→ WHAT TO WORK ON
Extract each line where the string "Tickets" shows up.

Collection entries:
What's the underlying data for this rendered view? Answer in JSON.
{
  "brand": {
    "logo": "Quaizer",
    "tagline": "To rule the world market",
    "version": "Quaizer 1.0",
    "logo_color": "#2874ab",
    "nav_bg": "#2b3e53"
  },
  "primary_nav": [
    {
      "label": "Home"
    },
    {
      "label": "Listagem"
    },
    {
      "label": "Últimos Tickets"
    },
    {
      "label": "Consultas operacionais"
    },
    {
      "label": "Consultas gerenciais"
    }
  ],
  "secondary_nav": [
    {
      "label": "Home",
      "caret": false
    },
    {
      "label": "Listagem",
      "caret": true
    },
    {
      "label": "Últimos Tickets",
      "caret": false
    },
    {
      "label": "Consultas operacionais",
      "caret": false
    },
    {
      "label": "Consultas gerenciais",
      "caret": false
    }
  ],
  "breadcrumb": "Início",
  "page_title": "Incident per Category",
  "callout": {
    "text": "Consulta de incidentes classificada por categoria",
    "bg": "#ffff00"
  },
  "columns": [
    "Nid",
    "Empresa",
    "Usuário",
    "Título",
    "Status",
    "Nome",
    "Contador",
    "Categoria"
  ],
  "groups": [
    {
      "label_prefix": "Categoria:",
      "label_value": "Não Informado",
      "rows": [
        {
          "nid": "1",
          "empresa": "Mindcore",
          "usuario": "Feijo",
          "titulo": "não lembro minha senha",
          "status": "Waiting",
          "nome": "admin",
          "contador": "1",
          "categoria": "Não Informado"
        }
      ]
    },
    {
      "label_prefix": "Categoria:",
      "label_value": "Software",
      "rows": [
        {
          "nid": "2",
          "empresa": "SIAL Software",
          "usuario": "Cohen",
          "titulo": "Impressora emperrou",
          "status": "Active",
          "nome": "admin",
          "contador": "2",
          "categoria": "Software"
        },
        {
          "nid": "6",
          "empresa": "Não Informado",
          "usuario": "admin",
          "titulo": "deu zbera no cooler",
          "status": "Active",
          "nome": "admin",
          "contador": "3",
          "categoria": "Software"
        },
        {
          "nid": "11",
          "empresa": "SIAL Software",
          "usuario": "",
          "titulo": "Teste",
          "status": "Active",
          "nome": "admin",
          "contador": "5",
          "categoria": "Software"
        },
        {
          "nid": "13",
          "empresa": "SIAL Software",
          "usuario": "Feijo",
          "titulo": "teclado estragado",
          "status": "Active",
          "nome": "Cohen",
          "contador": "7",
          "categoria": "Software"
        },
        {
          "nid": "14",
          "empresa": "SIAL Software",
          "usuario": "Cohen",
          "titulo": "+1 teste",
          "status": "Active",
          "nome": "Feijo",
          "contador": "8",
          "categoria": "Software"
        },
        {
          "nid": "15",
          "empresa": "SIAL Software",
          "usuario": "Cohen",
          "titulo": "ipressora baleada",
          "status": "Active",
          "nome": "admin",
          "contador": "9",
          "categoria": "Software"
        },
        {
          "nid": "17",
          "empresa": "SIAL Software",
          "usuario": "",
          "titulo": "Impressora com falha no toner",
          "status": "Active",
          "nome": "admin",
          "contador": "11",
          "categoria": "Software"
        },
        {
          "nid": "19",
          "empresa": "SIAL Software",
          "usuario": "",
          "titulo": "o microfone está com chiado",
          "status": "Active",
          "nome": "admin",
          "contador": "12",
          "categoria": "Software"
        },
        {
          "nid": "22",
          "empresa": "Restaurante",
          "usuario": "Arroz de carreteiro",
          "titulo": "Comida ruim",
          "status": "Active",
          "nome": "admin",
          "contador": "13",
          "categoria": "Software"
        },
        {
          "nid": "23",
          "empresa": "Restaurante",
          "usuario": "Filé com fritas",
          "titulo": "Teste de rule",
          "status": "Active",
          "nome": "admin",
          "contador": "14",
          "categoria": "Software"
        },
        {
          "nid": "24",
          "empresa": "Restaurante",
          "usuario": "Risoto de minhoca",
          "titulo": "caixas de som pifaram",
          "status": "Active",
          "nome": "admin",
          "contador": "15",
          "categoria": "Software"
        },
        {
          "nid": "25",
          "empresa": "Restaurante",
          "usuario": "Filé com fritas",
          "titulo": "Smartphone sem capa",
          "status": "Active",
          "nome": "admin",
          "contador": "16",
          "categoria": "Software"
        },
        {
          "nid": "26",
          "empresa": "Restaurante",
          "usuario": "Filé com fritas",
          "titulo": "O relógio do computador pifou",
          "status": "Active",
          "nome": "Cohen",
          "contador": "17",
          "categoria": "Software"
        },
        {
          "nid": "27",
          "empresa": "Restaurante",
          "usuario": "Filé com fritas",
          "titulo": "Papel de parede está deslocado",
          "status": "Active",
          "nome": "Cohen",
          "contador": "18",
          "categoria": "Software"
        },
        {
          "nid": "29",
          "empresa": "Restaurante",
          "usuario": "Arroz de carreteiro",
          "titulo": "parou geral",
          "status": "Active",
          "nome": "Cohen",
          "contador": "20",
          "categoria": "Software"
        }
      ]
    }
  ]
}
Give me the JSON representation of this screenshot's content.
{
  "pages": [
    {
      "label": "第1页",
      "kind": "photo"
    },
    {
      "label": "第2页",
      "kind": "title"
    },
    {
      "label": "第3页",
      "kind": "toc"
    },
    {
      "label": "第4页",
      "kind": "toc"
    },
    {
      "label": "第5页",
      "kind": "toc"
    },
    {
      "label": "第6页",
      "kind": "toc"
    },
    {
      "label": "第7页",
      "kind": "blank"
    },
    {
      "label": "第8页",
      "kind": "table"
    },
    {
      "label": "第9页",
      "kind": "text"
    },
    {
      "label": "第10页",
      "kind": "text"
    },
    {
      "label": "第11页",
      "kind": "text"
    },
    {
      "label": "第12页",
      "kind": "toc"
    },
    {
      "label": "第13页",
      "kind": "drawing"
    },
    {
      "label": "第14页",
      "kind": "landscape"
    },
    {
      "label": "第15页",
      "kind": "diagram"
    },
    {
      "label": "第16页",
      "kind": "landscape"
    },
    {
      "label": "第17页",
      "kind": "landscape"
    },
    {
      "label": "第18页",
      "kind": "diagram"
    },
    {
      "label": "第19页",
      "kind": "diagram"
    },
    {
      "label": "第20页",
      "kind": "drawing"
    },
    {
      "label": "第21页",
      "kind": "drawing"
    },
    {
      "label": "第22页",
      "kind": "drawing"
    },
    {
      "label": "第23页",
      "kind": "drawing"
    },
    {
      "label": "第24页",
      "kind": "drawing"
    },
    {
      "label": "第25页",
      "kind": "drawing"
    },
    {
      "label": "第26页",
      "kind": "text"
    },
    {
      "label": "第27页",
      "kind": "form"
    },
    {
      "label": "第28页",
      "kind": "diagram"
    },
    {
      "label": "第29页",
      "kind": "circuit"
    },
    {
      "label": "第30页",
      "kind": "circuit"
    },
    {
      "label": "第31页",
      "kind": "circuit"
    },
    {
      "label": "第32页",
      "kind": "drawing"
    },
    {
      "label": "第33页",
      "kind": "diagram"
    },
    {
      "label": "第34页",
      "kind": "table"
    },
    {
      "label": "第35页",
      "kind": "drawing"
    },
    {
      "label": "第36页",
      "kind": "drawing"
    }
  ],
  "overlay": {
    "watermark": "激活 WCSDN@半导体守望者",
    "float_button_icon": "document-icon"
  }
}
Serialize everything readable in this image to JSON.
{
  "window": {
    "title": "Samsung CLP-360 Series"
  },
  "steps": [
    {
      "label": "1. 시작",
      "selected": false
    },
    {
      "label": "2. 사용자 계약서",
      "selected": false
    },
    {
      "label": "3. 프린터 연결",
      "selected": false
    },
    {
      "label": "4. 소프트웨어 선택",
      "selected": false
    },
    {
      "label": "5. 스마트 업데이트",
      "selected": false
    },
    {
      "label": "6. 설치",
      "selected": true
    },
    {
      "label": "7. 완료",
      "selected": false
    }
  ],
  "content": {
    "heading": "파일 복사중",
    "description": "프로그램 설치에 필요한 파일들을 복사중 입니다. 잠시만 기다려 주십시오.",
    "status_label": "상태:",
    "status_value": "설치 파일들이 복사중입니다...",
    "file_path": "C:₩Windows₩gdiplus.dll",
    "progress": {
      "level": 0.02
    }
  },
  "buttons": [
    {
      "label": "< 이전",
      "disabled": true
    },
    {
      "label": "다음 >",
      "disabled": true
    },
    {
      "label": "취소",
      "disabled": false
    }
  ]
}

→ REPLY TO THE TASK
      "label": "Últimos Tickets"
      "label": "Últimos Tickets",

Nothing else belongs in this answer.